▶ _Stated exercise_
Type out the complete listing below word for word, without its pictures.

[Data extracted from a collection]
_ _ _ _
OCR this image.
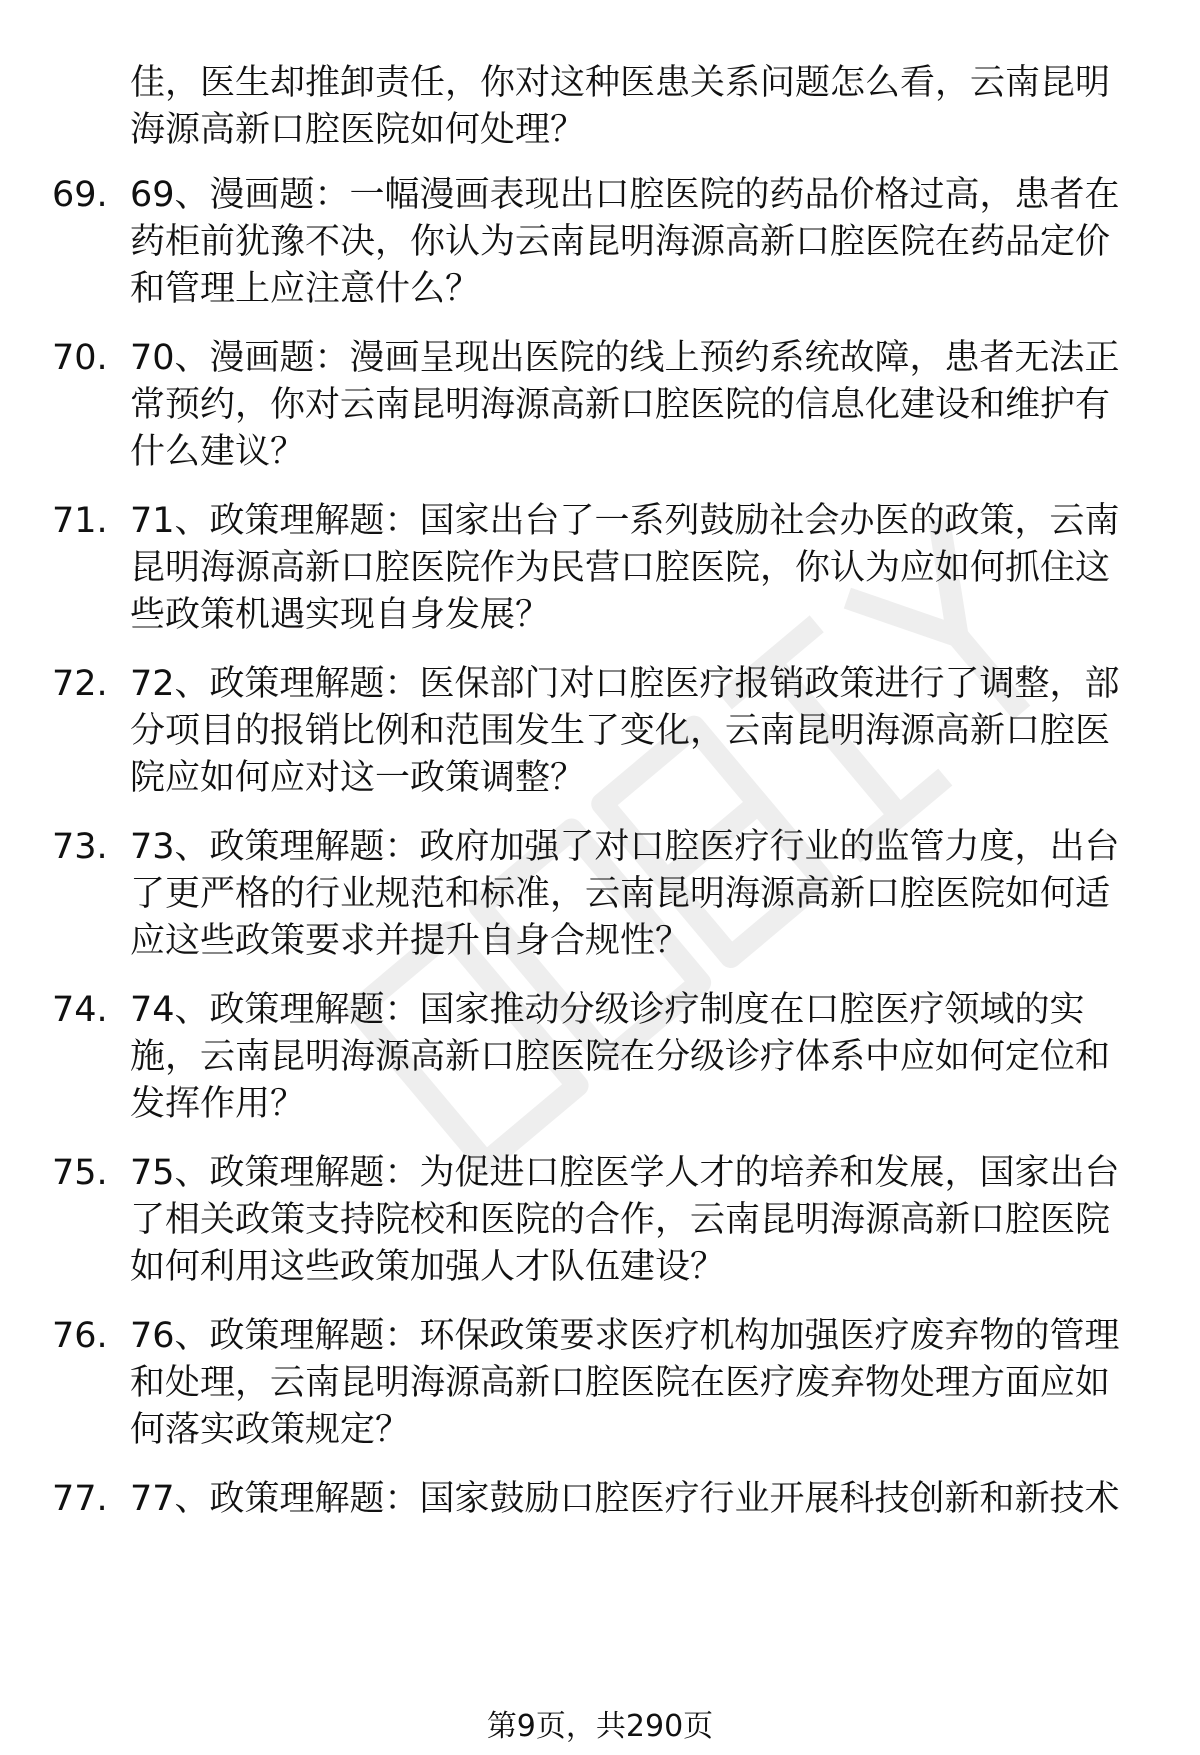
佳，医生却推卸责任，你对这种医患关系问题怎么看，云南昆明海源高新口腔医院如何处理？
69. 69、漫画题：一幅漫画表现出口腔医院的药品价格过高，患者在药柜前犹豫不决，你认为云南昆明海源高新口腔医院在药品定价和管理上应注意什么？
70. 70、漫画题：漫画呈现出医院的线上预约系统故障，患者无法正常预约，你对云南昆明海源高新口腔医院的信息化建设和维护有什么建议？
71. 71、政策理解题：国家出台了一系列鼓励社会办医的政策，云南昆明海源高新口腔医院作为民营口腔医院，你认为应如何抓住这些政策机遇实现自身发展？
72. 72、政策理解题：医保部门对口腔医疗报销政策进行了调整，部分项目的报销比例和范围发生了变化，云南昆明海源高新口腔医院应如何应对这一政策调整？
73. 73、政策理解题：政府加强了对口腔医疗行业的监管力度，出台了更严格的行业规范和标准，云南昆明海源高新口腔医院如何适应这些政策要求并提升自身合规性？
74. 74、政策理解题：国家推动分级诊疗制度在口腔医疗领域的实施，云南昆明海源高新口腔医院在分级诊疗体系中应如何定位和发挥作用？
75. 75、政策理解题：为促进口腔医学人才的培养和发展，国家出台了相关政策支持院校和医院的合作，云南昆明海源高新口腔医院如何利用这些政策加强人才队伍建设？
76. 76、政策理解题：环保政策要求医疗机构加强医疗废弃物的管理和处理，云南昆明海源高新口腔医院在医疗废弃物处理方面应如何落实政策规定？
77. 77、政策理解题：国家鼓励口腔医疗行业开展科技创新和新技术
第9页，共290页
_ _ _ _
▶ _Reply to the task_
OCR this image.
佳，医生却推卸责任，你对这种医患关系问题怎么看，云南昆明海源高新口腔医院如何处理？
69. 69、漫画题：一幅漫画表现出口腔医院的药品价格过高，患者在药柜前犹豫不决，你认为云南昆明海源高新口腔医院在药品定价和管理上应注意什么？
70. 70、漫画题：漫画呈现出医院的线上预约系统故障，患者无法正常预约，你对云南昆明海源高新口腔医院的信息化建设和维护有什么建议？
71. 71、政策理解题：国家出台了一系列鼓励社会办医的政策，云南昆明海源高新口腔医院作为民营口腔医院，你认为应如何抓住这些政策机遇实现自身发展？
72. 72、政策理解题：医保部门对口腔医疗报销政策进行了调整，部分项目的报销比例和范围发生了变化，云南昆明海源高新口腔医院应如何应对这一政策调整？
73. 73、政策理解题：政府加强了对口腔医疗行业的监管力度，出台了更严格的行业规范和标准，云南昆明海源高新口腔医院如何适应这些政策要求并提升自身合规性？
74. 74、政策理解题：国家推动分级诊疗制度在口腔医疗领域的实施，云南昆明海源高新口腔医院在分级诊疗体系中应如何定位和发挥作用？
75. 75、政策理解题：为促进口腔医学人才的培养和发展，国家出台了相关政策支持院校和医院的合作，云南昆明海源高新口腔医院如何利用这些政策加强人才队伍建设？
76. 76、政策理解题：环保政策要求医疗机构加强医疗废弃物的管理和处理，云南昆明海源高新口腔医院在医疗废弃物处理方面应如何落实政策规定？
77. 77、政策理解题：国家鼓励口腔医疗行业开展科技创新和新技术
第9页，共290页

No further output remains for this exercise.